[EXERCISE]
Only lines with the word "dispensation" are needed; collect each of them from the listing below.

(Data records)
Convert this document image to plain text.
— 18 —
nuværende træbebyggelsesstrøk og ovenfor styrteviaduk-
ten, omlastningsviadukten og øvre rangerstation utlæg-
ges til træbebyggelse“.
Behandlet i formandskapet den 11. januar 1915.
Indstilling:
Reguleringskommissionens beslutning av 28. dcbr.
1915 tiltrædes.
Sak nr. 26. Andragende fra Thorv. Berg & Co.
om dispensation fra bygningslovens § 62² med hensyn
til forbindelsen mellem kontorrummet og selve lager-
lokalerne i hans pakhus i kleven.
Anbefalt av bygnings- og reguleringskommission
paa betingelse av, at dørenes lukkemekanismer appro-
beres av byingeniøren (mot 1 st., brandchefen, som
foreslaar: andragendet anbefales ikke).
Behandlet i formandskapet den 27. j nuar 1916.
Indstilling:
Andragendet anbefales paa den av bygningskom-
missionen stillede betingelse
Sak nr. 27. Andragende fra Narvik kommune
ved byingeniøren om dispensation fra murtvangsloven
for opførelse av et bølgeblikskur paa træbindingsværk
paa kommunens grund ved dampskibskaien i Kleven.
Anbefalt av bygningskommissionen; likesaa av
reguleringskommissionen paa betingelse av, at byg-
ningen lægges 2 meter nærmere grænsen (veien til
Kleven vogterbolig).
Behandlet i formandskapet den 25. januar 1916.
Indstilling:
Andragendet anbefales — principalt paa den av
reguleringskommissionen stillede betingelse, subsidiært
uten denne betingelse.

[FULL SOLUTION]
om dispensation fra bygningslovens § 62² med hensyn
ved byingeniøren om dispensation fra murtvangsloven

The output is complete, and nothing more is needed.